§ Prompt 1
Check each statement against the Ashwin of Zorba post and mark it yes or no. Quote the exact words from the post that decide it. (a) The writer meditates with Ashwin at sunset. (b) Ashwin has curly hair that reaches his shoulders. (c) Zorba was created by Ashwin.
§ Prompt 2
The Ashwin of Zorba post has a sentence that begins "He's a guru, he's a nut". List every adjective in that sentence.
§ Prompt 3
Extend the Ashwin of Zorba post, starting after its final sentence about the drummer's circle.

Tuesday, March 8, 2011

Ashwin of Zorba


India is a stream. I feel like I'm floating in water, on my back aloft, my face in the sun.

I am in love with the Indians.
I am in love with their immediate warmth. Their respect. Their yes.
With their deep brown eyes and brown thick hair and broad smiles.
With the spiritual anchor supporting everything they are and do.
And their desire to flow with me in a space in which all is right and good.

This is Ashwin. Zorba is his creation. He has thick curly hair of shoulder length that he likes to run his fingers through. He's a guru, he's a nut, open, plain-spoken, imaginative, loyal, gentle, wise and yielding. When he laughs he leans backward. It's infectious. On as many days as possible, I rise with the sun and meditate with him. Some evenings he takes me along to a street event or concert and shows me a slice of Delhi. He is teaching me how to lead a retreat center, just in case I want to have one of my own one day. He doesn't know this.

One night we began with a drummer's circle in a downtown park.

Stored data entries
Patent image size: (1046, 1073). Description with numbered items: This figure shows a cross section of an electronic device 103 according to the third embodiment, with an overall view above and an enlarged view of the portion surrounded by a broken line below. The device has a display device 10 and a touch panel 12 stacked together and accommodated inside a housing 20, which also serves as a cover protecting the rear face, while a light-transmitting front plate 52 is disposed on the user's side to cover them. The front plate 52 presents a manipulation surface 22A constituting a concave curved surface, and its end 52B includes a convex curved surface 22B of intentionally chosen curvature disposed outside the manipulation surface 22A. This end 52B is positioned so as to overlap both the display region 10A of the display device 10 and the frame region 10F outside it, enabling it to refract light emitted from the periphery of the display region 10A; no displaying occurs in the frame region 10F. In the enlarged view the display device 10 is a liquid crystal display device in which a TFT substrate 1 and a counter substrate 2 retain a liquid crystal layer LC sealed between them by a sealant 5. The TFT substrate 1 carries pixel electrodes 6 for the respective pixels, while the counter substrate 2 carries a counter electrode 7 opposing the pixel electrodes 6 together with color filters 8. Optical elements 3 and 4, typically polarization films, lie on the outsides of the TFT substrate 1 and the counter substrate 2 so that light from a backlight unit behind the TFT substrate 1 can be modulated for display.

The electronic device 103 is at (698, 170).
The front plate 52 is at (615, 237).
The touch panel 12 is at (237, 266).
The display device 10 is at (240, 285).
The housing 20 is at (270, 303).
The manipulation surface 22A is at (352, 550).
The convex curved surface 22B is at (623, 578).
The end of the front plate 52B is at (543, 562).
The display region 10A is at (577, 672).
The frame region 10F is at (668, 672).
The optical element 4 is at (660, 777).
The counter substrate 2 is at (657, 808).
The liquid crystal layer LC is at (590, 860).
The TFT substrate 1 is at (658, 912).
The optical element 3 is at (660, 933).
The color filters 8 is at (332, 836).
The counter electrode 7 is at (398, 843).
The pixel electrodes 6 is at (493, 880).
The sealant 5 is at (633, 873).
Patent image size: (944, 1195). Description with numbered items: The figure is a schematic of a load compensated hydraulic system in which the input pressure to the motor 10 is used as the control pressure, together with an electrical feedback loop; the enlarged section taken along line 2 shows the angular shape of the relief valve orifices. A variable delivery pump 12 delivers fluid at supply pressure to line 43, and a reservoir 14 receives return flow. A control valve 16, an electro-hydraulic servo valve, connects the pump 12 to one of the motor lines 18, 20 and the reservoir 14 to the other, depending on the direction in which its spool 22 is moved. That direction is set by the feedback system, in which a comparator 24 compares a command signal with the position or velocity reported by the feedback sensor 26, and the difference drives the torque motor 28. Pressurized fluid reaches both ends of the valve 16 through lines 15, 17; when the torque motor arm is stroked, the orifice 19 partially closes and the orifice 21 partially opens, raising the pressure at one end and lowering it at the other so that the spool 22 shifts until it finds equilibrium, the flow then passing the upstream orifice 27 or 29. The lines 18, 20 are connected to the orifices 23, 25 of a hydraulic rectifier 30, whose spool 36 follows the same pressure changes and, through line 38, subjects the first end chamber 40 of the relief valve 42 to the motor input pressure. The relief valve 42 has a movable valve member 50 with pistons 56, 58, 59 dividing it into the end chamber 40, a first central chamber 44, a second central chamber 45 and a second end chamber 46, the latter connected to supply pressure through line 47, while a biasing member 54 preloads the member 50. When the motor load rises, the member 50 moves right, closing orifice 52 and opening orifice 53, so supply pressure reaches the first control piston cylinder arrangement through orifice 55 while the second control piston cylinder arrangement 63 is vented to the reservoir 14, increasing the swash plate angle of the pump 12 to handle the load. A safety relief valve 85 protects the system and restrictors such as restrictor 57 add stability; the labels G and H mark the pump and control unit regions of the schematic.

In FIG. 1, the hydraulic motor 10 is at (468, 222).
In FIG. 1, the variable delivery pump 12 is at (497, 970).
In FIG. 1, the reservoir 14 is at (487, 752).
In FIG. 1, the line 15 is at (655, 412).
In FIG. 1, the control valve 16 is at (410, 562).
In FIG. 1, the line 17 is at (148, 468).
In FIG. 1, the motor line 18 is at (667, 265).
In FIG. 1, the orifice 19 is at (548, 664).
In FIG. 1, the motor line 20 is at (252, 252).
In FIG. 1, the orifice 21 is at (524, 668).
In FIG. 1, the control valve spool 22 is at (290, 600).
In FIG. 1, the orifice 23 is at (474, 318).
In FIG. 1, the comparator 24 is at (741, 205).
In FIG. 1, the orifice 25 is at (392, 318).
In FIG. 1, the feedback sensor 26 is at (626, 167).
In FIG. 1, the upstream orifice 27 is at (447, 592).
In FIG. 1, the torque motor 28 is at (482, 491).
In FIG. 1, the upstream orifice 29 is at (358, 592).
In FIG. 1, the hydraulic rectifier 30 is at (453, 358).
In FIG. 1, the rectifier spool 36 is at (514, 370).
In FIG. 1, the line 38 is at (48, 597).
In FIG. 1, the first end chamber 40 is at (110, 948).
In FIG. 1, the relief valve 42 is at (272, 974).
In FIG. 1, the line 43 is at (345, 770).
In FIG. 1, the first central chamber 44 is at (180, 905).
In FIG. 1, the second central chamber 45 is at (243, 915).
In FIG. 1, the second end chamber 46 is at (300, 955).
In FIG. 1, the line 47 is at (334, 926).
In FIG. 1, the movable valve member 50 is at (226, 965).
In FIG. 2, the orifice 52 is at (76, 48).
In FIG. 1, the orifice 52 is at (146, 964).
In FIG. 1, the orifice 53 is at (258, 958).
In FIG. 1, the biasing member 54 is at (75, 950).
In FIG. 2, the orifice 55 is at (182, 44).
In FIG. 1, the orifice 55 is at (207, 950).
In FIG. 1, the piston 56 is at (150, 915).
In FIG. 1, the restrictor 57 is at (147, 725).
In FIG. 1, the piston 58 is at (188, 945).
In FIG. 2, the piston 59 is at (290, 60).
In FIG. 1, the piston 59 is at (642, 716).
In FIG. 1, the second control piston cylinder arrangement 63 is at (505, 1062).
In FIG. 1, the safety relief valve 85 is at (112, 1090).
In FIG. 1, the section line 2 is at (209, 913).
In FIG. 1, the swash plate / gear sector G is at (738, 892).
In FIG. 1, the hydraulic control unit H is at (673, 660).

§ Task output 1
(a) No: "I rise with the sun and meditate with him."
(b) Yes: "He has thick curly hair of shoulder length"
(c) Yes: "Zorba is his creation."

§ Task output 2
open, plain-spoken, imaginative, loyal, gentle, wise, yielding

§ Task output 3
We continued on to the craft museum for chanting by a Tibetan nun and some traditional Indian dance. The Indian dancer had a quartet with her featuring a vina, the stringed instrument that Sarasvati herself is playing.

Some of Ashwin's friends joined us for a late dinner, including Brigitta, a native of Hungary who lives in Munich and performs traditional Indian dance herself. This night the food was spicier than at Zorba which I didn't realize until I'd already had a big bite full. Zoweeeee! The milky mango lassi (a yogurt drink) helped to soothe the pain.

The next night, in celebration of International Women's Day, a party was held at Zorba. A few people sang. I did I Am A Vamp and Someone to Watch over Me to give folks a taste of cabaret as nobody here knows at a what it is. Brigitta came and treated us to some Bollywood dances.